### Aim
Select the lines that hold the word "curve" and copy each one.
━━ Given records
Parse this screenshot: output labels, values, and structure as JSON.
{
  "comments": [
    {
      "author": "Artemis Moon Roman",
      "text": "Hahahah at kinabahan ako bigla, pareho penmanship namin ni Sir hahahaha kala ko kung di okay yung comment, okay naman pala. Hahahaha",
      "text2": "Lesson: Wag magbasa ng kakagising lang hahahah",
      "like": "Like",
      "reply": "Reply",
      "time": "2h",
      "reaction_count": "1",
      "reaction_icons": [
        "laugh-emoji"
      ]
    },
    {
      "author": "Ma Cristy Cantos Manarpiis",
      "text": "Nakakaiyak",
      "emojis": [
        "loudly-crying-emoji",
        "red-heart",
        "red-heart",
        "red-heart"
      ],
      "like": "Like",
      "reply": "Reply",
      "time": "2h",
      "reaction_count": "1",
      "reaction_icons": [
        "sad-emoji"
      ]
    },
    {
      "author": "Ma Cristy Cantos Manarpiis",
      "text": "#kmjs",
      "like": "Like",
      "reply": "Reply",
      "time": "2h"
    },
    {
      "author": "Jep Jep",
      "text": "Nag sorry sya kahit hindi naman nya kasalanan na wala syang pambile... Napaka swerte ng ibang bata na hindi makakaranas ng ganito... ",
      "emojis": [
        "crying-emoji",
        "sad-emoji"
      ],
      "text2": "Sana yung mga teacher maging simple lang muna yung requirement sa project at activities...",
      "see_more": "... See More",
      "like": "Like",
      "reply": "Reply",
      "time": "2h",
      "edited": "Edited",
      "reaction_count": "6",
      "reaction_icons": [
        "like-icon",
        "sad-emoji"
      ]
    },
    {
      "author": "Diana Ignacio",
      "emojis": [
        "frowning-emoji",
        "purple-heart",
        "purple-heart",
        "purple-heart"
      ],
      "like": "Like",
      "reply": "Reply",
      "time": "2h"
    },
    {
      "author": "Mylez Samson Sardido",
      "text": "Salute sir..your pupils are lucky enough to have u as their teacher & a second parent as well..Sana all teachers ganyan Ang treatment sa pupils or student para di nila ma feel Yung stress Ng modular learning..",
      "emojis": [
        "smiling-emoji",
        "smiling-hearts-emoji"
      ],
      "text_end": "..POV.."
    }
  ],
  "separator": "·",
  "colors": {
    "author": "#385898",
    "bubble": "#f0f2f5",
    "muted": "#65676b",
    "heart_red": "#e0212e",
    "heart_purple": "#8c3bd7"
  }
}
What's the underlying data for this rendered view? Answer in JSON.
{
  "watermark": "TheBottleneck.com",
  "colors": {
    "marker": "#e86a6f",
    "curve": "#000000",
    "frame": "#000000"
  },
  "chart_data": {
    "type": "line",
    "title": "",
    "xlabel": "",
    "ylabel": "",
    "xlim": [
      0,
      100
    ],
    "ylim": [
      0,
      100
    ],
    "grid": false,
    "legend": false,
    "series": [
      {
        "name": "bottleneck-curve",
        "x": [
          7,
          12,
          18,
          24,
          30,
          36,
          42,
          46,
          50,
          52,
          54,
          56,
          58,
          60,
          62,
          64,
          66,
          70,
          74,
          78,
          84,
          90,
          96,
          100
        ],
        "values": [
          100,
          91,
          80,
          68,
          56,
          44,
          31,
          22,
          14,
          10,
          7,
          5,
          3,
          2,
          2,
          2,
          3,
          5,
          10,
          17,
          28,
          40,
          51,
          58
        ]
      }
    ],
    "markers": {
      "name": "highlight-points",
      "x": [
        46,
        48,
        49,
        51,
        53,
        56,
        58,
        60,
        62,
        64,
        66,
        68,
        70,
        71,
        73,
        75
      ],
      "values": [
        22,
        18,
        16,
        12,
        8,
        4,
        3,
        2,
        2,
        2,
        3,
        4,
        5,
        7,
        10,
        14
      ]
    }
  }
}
━━━━
### Correct result
    "curve": "#000000",
        "name": "bottleneck-curve",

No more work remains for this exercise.